Instructions for the task -> Take every line where the string "除另有指明" appears and copy it.
>> Begin
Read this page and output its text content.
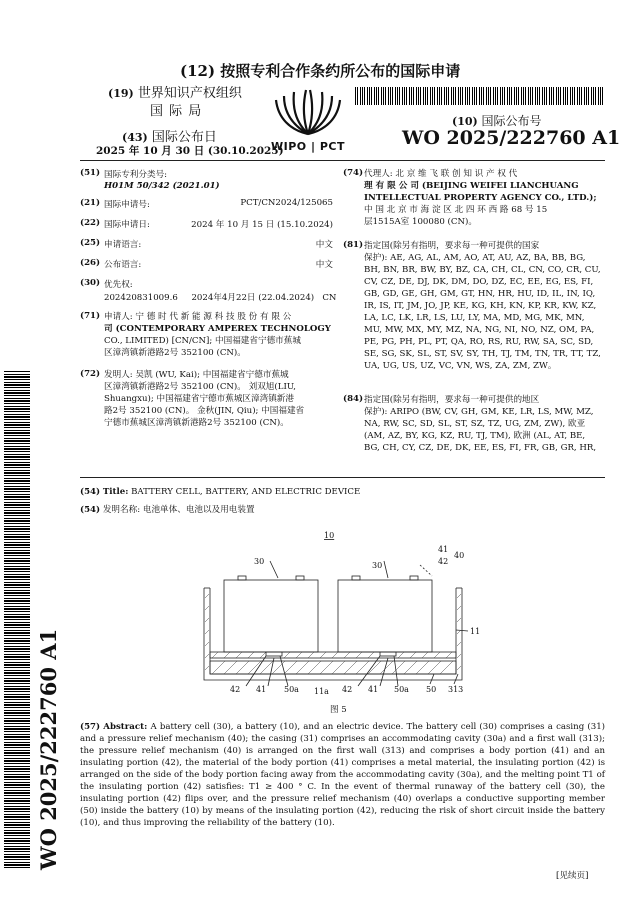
(12) 按照专利合作条约所公布的国际申请
(19) 世界知识产权组织
国 际 局
(43) 国际公布日
2025 年 10 月 30 日 (30.10.2025)
WIPO | PCT
(10) 国际公布号
WO 2025/222760 A1
(51) 国际专利分类号:
H01M 50/342 (2021.01)
(21) 国际申请号:	PCT/CN2024/125065
(22) 国际申请日:	2024 年 10 月 15 日 (15.10.2024)
(25) 申请语言:	中文
(26) 公布语言:	中文
(30) 优先权:
202420831009.6     2024年4月22日 (22.04.2024)   CN
(71) 申请人: 宁 德 时 代 新 能 源 科 技 股 份 有 限 公
司 (CONTEMPORARY AMPEREX TECHNOLOGY
CO., LIMITED) [CN/CN]; 中国福建省宁德市蕉城
区漳湾镇新港路2号 352100 (CN)。
(72) 发明人: 吴凯 (WU, Kai); 中国福建省宁德市蕉城
区漳湾镇新港路2号 352100 (CN)。 刘双旭(LIU,
Shuangxu); 中国福建省宁德市蕉城区漳湾镇新港
路2号 352100 (CN)。 金秋(JIN, Qiu); 中国福建省
宁德市蕉城区漳湾镇新港路2号 352100 (CN)。
(74) 代理人: 北 京 维 飞 联 创 知 识 产 权 代
理 有 限 公 司 (BEIJING WEIFEI LIANCHUANG
INTELLECTUAL PROPERTY AGENCY CO., LTD.);
中 国 北 京 市 海 淀 区 北 四 环 西 路 68 号 15
层1515A室 100080 (CN)。
(81) 指定国(除另有指明，要求每一种可提供的国家
保护): AE, AG, AL, AM, AO, AT, AU, AZ, BA, BB, BG,
BH, BN, BR, BW, BY, BZ, CA, CH, CL, CN, CO, CR, CU,
CV, CZ, DE, DJ, DK, DM, DO, DZ, EC, EE, EG, ES, FI,
GB, GD, GE, GH, GM, GT, HN, HR, HU, ID, IL, IN, IQ,
IR, IS, IT, JM, JO, JP, KE, KG, KH, KN, KP, KR, KW, KZ,
LA, LC, LK, LR, LS, LU, LY, MA, MD, MG, MK, MN,
MU, MW, MX, MY, MZ, NA, NG, NI, NO, NZ, OM, PA,
PE, PG, PH, PL, PT, QA, RO, RS, RU, RW, SA, SC, SD,
SE, SG, SK, SL, ST, SV, SY, TH, TJ, TM, TN, TR, TT, TZ,
UA, UG, US, UZ, VC, VN, WS, ZA, ZM, ZW。
(84) 指定国(除另有指明，要求每一种可提供的地区
保护): ARIPO (BW, CV, GH, GM, KE, LR, LS, MW, MZ,
NA, RW, SC, SD, SL, ST, SZ, TZ, UG, ZM, ZW), 欧亚
(AM, AZ, BY, KG, KZ, RU, TJ, TM), 欧洲 (AL, AT, BE,
BG, CH, CY, CZ, DE, DK, EE, ES, FI, FR, GB, GR, HR,
(54) Title: BATTERY CELL, BATTERY, AND ELECTRIC DEVICE
(54) 发明名称: 电池单体、电池以及用电装置
10
41
42
40
30	30
11
42 41 50a 11a 42 41 50a 50 313
图 5
(57) Abstract: A battery cell (30), a battery (10), and an electric device. The battery cell (30) comprises a casing (31) and a pressure relief mechanism (40); the casing (31) comprises an accommodating cavity (30a) and a first wall (313); the pressure relief mechanism (40) is arranged on the first wall (313) and comprises a body portion (41) and an insulating portion (42), the material of the body portion (41) comprises a metal material, the insulating portion (42) is arranged on the side of the body portion facing away from the accommodating cavity (30a), and the melting point T1 of the insulating portion (42) satisfies: T1 ≥ 400 ° C. In the event of thermal runaway of the battery cell (30), the insulating portion (42) flips over, and the pressure relief mechanism (40) overlaps a conductive supporting member (50) inside the battery (10) by means of the insulating portion (42), reducing the risk of short circuit inside the battery (10), and thus improving the reliability of the battery (10).
WO 2025/222760 A1
[见续页]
>> End
Exercise answer ->
(81) 指定国(除另有指明，要求每一种可提供的国家
(84) 指定国(除另有指明，要求每一种可提供的地区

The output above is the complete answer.